══ RECORDS TO PROCESS

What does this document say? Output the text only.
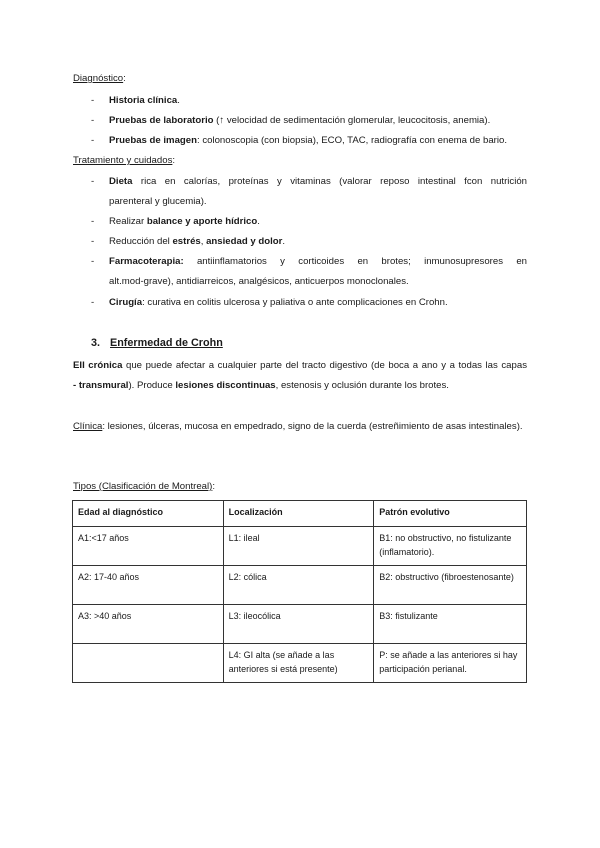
Diagnóstico:
-	Historia clínica.
-	Pruebas de laboratorio (↑ velocidad de sedimentación glomerular, leucocitosis, anemia).
-	Pruebas de imagen: colonoscopia (con biopsia), ECO, TAC, radiografía con enema de bario.
Tratamiento y cuidados:
-	Dieta rica en calorías, proteínas y vitaminas (valorar reposo intestinal fcon nutrición
parenteral y glucemia).
-	Realizar balance y aporte hídrico.
-	Reducción del estrés, ansiedad y dolor.
-	Farmacoterapia: antiinflamatorios y corticoides en brotes; inmunosupresores en
alt.mod-grave), antidiarreicos, analgésicos, anticuerpos monoclonales.
-	Cirugía: curativa en colitis ulcerosa y paliativa o ante complicaciones en Crohn.
3. Enfermedad de Crohn
EII crónica que puede afectar a cualquier parte del tracto digestivo (de boca a ano y a todas las capas
- transmural). Produce lesiones discontinuas, estenosis y oclusión durante los brotes.
Clínica: lesiones, úlceras, mucosa en empedrado, signo de la cuerda (estreñimiento de asas intestinales).
Tipos (Clasificación de Montreal):
Edad al diagnóstico	Localización	Patrón evolutivo
A1:<17 años	L1: ileal	B1: no obstructivo, no fistulizante (inflamatorio).
A2: 17-40 años	L2: cólica	B2: obstructivo (fibroestenosante)
A3: >40 años	L3: ileocólica	B3: fistulizante
	L4: GI alta (se añade a las anteriores si está presente)	P: se añade a las anteriores si hay participación perianal.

════

▶ _PROBLEM_
Look through the data and show every line containing "fistulizante".

▶ _THE COMPLETED TASK_
A1:<17 años	L1: ileal	B1: no obstructivo, no fistulizante (inflamatorio).
A3: >40 años	L3: ileocólica	B3: fistulizante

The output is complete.